### Stored data
==========

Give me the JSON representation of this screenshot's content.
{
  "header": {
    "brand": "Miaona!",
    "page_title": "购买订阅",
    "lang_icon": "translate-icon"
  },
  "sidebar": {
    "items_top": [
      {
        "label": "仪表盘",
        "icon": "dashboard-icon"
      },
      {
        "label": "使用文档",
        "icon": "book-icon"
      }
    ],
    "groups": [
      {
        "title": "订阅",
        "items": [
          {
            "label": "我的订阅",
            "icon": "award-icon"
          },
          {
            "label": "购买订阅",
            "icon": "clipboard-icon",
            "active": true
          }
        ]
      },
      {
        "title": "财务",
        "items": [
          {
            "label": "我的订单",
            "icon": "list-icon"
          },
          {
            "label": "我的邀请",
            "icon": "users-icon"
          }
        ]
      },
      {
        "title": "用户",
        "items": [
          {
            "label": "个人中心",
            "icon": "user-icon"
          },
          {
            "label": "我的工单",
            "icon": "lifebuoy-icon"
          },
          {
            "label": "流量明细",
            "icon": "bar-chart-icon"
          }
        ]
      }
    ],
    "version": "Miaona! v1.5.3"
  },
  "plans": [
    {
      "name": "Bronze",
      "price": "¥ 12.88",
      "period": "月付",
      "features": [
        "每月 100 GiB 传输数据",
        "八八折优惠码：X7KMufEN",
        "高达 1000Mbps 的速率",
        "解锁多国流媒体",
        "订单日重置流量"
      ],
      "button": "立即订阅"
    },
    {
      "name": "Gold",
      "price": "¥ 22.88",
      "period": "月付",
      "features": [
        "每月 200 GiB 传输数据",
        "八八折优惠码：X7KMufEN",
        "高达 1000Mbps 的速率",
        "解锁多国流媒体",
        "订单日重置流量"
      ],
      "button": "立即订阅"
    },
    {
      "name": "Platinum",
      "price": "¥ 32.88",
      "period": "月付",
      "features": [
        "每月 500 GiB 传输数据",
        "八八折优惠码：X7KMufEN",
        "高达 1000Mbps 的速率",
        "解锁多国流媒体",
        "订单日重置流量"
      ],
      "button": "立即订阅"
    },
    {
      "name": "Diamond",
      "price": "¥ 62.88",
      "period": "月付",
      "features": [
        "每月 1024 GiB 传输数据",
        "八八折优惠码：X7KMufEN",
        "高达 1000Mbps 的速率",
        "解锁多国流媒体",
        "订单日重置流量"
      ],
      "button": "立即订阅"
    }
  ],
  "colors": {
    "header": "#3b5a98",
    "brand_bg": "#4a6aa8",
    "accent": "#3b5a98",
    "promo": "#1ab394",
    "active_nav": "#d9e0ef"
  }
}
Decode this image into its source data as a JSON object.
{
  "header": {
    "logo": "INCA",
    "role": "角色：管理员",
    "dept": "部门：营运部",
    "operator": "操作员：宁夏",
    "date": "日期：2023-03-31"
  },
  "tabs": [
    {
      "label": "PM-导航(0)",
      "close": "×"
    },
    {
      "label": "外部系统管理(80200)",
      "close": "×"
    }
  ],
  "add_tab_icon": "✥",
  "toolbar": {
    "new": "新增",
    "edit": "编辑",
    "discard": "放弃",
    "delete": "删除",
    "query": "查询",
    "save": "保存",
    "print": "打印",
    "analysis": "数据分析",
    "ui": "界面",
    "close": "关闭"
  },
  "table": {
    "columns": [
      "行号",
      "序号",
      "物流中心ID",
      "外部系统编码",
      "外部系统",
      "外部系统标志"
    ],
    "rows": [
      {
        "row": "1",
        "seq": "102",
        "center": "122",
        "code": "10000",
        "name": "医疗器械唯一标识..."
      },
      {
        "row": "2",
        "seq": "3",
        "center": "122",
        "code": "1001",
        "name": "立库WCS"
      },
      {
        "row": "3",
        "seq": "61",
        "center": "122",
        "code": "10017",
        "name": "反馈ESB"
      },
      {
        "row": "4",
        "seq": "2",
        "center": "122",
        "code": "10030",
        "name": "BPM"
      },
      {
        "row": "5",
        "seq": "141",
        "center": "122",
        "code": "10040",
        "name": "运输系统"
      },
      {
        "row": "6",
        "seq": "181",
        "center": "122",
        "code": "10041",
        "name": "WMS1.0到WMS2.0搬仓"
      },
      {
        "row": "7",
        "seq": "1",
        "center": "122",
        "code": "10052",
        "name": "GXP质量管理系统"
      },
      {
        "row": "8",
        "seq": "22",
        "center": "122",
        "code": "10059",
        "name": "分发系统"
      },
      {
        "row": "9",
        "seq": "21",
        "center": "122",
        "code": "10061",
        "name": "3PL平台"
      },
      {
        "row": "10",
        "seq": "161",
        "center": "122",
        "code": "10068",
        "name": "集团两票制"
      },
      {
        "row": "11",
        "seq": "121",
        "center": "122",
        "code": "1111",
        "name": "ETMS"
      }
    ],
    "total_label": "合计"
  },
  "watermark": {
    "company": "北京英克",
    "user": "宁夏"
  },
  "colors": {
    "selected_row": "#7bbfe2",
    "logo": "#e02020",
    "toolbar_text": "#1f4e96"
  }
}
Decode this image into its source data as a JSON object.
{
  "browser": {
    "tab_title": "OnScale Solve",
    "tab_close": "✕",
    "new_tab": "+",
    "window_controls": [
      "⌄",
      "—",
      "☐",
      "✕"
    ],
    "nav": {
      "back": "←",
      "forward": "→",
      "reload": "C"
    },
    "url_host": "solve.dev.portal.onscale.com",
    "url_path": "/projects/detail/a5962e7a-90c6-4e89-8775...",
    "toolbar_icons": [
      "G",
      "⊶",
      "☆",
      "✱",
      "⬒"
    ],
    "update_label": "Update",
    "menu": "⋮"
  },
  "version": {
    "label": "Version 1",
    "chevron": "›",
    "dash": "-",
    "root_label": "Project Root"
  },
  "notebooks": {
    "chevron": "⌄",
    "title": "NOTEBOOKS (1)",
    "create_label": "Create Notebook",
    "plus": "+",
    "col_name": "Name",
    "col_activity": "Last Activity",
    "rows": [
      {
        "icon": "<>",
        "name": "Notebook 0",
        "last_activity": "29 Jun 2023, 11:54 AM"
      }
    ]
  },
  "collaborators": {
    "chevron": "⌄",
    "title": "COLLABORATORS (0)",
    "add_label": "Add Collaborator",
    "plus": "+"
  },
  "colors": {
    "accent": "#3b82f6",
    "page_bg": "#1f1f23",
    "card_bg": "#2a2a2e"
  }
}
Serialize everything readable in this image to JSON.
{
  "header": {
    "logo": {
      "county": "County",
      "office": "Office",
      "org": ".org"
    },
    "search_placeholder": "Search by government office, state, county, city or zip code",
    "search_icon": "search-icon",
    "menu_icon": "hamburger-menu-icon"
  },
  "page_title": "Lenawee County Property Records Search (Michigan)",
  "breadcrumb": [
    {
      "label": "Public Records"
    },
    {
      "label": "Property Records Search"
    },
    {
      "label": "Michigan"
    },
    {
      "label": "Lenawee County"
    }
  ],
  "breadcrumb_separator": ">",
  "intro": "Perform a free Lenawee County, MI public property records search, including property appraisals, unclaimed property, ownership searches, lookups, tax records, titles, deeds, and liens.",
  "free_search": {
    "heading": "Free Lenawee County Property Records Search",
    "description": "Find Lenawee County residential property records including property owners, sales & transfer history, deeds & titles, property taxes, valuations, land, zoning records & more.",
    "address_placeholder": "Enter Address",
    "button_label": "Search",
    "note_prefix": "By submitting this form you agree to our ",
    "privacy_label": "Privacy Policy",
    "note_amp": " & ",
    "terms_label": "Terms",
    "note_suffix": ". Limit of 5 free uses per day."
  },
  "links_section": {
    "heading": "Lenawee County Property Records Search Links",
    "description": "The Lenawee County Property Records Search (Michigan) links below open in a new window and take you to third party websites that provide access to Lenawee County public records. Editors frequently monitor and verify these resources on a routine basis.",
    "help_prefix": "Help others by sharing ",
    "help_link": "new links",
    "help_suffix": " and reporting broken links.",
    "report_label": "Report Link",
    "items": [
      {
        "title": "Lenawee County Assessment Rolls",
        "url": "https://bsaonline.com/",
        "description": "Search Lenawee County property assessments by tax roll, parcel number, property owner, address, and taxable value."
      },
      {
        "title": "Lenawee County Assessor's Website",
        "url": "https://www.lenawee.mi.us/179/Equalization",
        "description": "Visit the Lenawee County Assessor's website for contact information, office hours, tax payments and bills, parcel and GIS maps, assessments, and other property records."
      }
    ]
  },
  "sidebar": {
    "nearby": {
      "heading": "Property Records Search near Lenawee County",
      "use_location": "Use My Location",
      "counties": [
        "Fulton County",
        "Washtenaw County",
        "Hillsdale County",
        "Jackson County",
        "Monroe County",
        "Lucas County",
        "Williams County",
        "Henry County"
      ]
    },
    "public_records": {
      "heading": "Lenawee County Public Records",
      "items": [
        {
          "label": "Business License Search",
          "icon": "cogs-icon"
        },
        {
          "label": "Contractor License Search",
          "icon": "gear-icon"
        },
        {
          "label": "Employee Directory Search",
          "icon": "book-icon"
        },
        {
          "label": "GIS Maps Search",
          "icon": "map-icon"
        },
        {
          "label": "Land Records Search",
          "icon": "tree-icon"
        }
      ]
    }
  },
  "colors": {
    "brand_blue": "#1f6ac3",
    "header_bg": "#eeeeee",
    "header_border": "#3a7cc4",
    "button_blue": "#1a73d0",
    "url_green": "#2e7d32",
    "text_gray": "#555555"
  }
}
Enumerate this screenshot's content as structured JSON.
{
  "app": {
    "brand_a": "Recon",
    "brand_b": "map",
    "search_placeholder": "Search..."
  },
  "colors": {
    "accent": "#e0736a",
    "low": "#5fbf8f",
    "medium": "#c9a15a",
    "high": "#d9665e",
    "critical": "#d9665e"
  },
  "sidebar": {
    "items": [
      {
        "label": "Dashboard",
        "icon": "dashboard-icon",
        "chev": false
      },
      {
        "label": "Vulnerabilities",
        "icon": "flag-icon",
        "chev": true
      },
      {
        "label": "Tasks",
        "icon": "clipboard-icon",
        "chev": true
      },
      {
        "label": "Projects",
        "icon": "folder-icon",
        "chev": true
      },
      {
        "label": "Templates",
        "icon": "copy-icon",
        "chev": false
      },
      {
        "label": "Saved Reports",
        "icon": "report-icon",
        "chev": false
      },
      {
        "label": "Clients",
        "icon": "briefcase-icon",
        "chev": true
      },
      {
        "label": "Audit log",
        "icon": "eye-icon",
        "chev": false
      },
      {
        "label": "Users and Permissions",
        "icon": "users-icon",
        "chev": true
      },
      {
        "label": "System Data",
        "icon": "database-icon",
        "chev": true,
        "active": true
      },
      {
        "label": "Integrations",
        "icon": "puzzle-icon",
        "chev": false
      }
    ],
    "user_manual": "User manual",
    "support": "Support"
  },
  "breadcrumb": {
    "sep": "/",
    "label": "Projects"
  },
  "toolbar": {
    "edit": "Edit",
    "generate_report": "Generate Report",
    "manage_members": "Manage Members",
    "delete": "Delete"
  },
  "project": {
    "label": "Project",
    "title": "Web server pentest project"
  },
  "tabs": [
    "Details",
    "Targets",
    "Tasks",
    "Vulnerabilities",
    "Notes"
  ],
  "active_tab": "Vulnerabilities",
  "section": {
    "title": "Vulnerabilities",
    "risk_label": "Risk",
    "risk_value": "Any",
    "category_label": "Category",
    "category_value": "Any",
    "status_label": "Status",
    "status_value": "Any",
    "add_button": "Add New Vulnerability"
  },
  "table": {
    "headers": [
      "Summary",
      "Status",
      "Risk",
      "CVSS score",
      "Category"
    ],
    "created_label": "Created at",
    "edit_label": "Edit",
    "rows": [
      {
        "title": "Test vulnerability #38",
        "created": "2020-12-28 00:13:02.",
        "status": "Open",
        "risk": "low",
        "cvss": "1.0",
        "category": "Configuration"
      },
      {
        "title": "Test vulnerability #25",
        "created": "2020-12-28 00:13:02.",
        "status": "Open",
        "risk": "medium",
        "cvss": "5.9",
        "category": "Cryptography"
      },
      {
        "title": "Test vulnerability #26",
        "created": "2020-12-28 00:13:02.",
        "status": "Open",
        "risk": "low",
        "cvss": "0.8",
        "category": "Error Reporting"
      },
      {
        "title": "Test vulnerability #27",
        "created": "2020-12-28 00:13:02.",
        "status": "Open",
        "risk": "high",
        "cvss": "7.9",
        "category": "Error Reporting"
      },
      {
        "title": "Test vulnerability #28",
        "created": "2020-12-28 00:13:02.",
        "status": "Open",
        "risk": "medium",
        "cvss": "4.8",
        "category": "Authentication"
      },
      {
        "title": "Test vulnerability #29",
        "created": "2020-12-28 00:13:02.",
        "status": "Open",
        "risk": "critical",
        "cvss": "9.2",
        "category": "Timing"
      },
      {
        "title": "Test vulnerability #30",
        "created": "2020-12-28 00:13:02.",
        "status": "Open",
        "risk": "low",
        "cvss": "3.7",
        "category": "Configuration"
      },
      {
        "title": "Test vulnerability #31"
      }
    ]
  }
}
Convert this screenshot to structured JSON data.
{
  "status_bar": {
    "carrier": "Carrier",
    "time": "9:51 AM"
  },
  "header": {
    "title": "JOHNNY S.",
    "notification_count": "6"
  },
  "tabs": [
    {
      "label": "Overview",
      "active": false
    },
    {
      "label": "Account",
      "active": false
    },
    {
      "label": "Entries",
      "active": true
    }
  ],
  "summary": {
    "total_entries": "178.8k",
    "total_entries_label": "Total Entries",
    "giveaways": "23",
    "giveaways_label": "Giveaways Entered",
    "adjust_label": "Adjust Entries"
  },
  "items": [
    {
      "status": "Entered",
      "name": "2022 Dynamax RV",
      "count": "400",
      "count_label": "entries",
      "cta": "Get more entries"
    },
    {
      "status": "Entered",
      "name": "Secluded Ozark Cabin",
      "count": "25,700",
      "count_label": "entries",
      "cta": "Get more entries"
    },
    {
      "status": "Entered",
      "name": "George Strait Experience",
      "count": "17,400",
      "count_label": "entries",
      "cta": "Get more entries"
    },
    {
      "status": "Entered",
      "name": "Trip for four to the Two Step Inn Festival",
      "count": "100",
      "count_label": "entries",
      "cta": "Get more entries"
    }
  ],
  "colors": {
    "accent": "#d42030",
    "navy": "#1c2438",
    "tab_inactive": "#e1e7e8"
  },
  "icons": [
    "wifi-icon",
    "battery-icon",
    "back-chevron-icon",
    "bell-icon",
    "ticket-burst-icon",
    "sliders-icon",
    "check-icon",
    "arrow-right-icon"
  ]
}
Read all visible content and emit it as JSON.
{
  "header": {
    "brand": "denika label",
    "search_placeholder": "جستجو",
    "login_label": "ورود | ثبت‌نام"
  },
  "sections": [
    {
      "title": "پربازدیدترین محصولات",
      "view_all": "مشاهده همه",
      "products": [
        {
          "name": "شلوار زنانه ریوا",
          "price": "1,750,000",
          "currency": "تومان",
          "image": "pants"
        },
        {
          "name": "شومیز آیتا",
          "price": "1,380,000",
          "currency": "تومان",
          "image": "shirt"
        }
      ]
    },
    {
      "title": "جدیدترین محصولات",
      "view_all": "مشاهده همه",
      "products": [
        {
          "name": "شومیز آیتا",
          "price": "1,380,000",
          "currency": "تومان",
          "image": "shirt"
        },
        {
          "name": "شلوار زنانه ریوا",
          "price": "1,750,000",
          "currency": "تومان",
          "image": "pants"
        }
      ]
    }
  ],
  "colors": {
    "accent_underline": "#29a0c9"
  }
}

==========

### Requirement
Gather from the records above every line containing the string "titles".

### Exercise result
  "intro": "Perform a free Lenawee County, MI public property records search, including property appraisals, unclaimed property, ownership searches, lookups, tax records, titles, deeds, and liens.",
    "description": "Find Lenawee County residential property records including property owners, sales & transfer history, deeds & titles, property taxes, valuations, land, zoning records & more.",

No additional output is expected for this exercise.